* [What is required] All of the data must be printed exactly; please include every line.

start Exercise input

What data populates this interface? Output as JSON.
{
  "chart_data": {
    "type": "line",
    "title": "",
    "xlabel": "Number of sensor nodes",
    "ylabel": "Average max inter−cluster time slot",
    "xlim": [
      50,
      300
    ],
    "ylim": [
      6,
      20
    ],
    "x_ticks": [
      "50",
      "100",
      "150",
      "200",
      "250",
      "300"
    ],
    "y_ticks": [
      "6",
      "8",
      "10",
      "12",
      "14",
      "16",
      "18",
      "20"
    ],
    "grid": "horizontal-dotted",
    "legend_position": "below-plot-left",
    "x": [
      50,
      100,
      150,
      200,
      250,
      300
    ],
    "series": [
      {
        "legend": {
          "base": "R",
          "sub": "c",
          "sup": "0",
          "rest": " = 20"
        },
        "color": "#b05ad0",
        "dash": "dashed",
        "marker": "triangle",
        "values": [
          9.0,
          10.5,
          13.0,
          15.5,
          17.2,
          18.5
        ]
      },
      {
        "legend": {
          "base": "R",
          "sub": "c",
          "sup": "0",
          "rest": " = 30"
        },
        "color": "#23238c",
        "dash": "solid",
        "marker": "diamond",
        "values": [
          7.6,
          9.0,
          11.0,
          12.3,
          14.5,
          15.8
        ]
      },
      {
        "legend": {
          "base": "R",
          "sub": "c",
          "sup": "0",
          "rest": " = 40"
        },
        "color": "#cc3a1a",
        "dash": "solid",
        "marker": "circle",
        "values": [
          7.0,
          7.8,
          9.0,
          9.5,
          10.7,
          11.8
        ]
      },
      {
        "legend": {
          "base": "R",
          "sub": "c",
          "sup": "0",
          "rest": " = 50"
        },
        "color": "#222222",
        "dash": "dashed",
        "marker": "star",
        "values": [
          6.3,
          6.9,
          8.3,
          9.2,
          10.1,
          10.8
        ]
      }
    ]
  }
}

end Exercise input

* [Answer to the exercise]
What data populates this interface? Output as JSON.
{
  "chart_data": {
    "type": "line",
    "title": "",
    "xlabel": "Number of sensor nodes",
    "ylabel": "Average max inter−cluster time slot",
    "xlim": [
      50,
      300
    ],
    "ylim": [
      6,
      20
    ],
    "x_ticks": [
      "50",
      "100",
      "150",
      "200",
      "250",
      "300"
    ],
    "y_ticks": [
      "6",
      "8",
      "10",
      "12",
      "14",
      "16",
      "18",
      "20"
    ],
    "grid": "horizontal-dotted",
    "legend_position": "below-plot-left",
    "x": [
      50,
      100,
      150,
      200,
      250,
      300
    ],
    "series": [
      {
        "legend": {
          "base": "R",
          "sub": "c",
          "sup": "0",
          "rest": " = 20"
        },
        "color": "#b05ad0",
        "dash": "dashed",
        "marker": "triangle",
        "values": [
          9.0,
          10.5,
          13.0,
          15.5,
          17.2,
          18.5
        ]
      },
      {
        "legend": {
          "base": "R",
          "sub": "c",
          "sup": "0",
          "rest": " = 30"
        },
        "color": "#23238c",
        "dash": "solid",
        "marker": "diamond",
        "values": [
          7.6,
          9.0,
          11.0,
          12.3,
          14.5,
          15.8
        ]
      },
      {
        "legend": {
          "base": "R",
          "sub": "c",
          "sup": "0",
          "rest": " = 40"
        },
        "color": "#cc3a1a",
        "dash": "solid",
        "marker": "circle",
        "values": [
          7.0,
          7.8,
          9.0,
          9.5,
          10.7,
          11.8
        ]
      },
      {
        "legend": {
          "base": "R",
          "sub": "c",
          "sup": "0",
          "rest": " = 50"
        },
        "color": "#222222",
        "dash": "dashed",
        "marker": "star",
        "values": [
          6.3,
          6.9,
          8.3,
          9.2,
          10.1,
          10.8
        ]
      }
    ]
  }
}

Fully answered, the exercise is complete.